▶ [What to produce]
Print the entries verbatim, leaving out the images they contain.

[Saved entries]
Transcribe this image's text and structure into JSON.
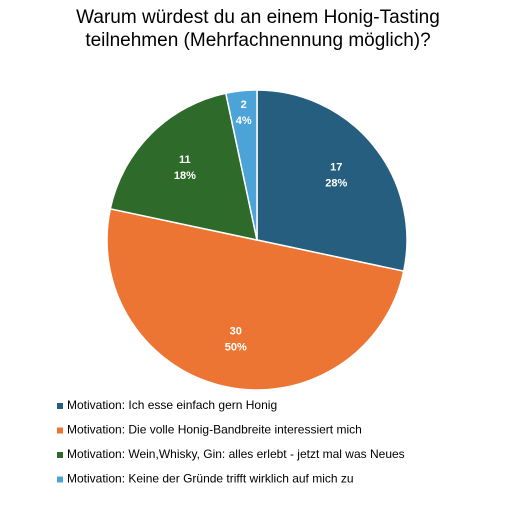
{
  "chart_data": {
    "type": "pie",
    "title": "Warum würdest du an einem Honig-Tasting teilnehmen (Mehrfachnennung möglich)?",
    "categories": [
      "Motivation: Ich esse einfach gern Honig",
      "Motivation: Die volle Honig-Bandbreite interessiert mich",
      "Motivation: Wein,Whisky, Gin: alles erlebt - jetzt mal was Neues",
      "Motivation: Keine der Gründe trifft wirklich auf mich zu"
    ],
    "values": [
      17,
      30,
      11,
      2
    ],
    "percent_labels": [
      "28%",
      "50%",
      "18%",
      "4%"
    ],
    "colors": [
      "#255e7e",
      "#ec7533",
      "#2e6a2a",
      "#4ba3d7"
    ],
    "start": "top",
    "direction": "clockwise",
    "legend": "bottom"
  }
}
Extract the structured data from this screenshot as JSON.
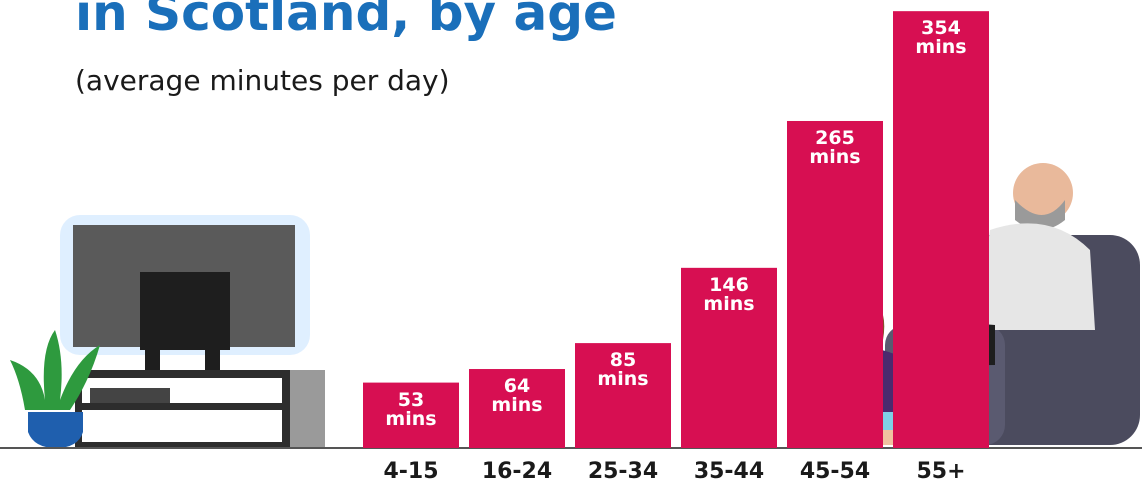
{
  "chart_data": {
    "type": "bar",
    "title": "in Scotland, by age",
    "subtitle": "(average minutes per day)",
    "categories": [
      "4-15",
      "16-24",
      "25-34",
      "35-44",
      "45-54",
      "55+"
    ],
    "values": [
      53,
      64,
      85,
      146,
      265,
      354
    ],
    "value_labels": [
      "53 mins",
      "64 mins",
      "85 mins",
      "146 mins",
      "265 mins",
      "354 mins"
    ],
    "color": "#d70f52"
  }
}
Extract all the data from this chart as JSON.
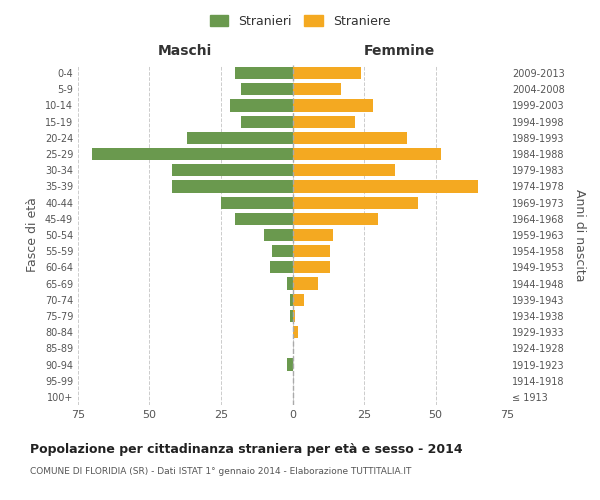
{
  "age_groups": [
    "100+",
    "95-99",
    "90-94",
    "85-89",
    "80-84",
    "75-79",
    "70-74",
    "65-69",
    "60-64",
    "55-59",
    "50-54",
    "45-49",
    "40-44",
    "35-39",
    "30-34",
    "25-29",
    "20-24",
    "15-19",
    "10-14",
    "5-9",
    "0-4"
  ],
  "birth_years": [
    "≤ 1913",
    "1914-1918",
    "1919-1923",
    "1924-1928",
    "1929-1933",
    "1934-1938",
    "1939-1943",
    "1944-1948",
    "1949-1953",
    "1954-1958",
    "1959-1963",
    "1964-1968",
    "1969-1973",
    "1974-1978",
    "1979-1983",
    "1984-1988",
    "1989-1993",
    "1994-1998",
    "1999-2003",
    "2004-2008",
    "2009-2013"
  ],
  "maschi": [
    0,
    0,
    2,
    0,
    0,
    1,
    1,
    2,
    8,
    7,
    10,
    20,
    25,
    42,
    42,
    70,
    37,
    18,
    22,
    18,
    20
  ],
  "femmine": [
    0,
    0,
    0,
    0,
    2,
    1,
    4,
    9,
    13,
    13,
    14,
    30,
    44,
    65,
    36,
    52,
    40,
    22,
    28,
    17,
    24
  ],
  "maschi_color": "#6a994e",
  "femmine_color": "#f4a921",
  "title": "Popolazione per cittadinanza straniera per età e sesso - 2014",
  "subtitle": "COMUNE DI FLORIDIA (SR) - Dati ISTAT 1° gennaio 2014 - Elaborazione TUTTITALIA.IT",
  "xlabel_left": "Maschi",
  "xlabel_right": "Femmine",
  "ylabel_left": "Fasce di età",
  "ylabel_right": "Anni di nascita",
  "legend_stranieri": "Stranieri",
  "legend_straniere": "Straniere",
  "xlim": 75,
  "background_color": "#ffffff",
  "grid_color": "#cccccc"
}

▶ [Result of this task]
Transcribe this image's text and structure into JSON.
{
  "chart_data": {
    "type": "pie",
    "title": "Warum würdest du an einem Honig-Tasting teilnehmen (Mehrfachnennung möglich)?",
    "categories": [
      "Motivation: Ich esse einfach gern Honig",
      "Motivation: Die volle Honig-Bandbreite interessiert mich",
      "Motivation: Wein,Whisky, Gin: alles erlebt - jetzt mal was Neues",
      "Motivation: Keine der Gründe trifft wirklich auf mich zu"
    ],
    "values": [
      17,
      30,
      11,
      2
    ],
    "percent_labels": [
      "28%",
      "50%",
      "18%",
      "4%"
    ],
    "colors": [
      "#255e7e",
      "#ec7533",
      "#2e6a2a",
      "#4ba3d7"
    ],
    "start": "top",
    "direction": "clockwise",
    "legend": "bottom"
  }
}
Extract the structured data from this screenshot as JSON.
{
  "chart_data": {
    "type": "bar",
    "title": "in Scotland, by age",
    "subtitle": "(average minutes per day)",
    "categories": [
      "4-15",
      "16-24",
      "25-34",
      "35-44",
      "45-54",
      "55+"
    ],
    "values": [
      53,
      64,
      85,
      146,
      265,
      354
    ],
    "value_labels": [
      "53 mins",
      "64 mins",
      "85 mins",
      "146 mins",
      "265 mins",
      "354 mins"
    ],
    "color": "#d70f52"
  }
}
Extract all the data from this chart as JSON.
{
  "age_groups": [
    "100+",
    "95-99",
    "90-94",
    "85-89",
    "80-84",
    "75-79",
    "70-74",
    "65-69",
    "60-64",
    "55-59",
    "50-54",
    "45-49",
    "40-44",
    "35-39",
    "30-34",
    "25-29",
    "20-24",
    "15-19",
    "10-14",
    "5-9",
    "0-4"
  ],
  "birth_years": [
    "≤ 1913",
    "1914-1918",
    "1919-1923",
    "1924-1928",
    "1929-1933",
    "1934-1938",
    "1939-1943",
    "1944-1948",
    "1949-1953",
    "1954-1958",
    "1959-1963",
    "1964-1968",
    "1969-1973",
    "1974-1978",
    "1979-1983",
    "1984-1988",
    "1989-1993",
    "1994-1998",
    "1999-2003",
    "2004-2008",
    "2009-2013"
  ],
  "maschi": [
    0,
    0,
    2,
    0,
    0,
    1,
    1,
    2,
    8,
    7,
    10,
    20,
    25,
    42,
    42,
    70,
    37,
    18,
    22,
    18,
    20
  ],
  "femmine": [
    0,
    0,
    0,
    0,
    2,
    1,
    4,
    9,
    13,
    13,
    14,
    30,
    44,
    65,
    36,
    52,
    40,
    22,
    28,
    17,
    24
  ],
  "maschi_color": "#6a994e",
  "femmine_color": "#f4a921",
  "title": "Popolazione per cittadinanza straniera per età e sesso - 2014",
  "subtitle": "COMUNE DI FLORIDIA (SR) - Dati ISTAT 1° gennaio 2014 - Elaborazione TUTTITALIA.IT",
  "xlabel_left": "Maschi",
  "xlabel_right": "Femmine",
  "ylabel_left": "Fasce di età",
  "ylabel_right": "Anni di nascita",
  "legend_stranieri": "Stranieri",
  "legend_straniere": "Straniere",
  "xlim": 75,
  "background_color": "#ffffff",
  "grid_color": "#cccccc"
}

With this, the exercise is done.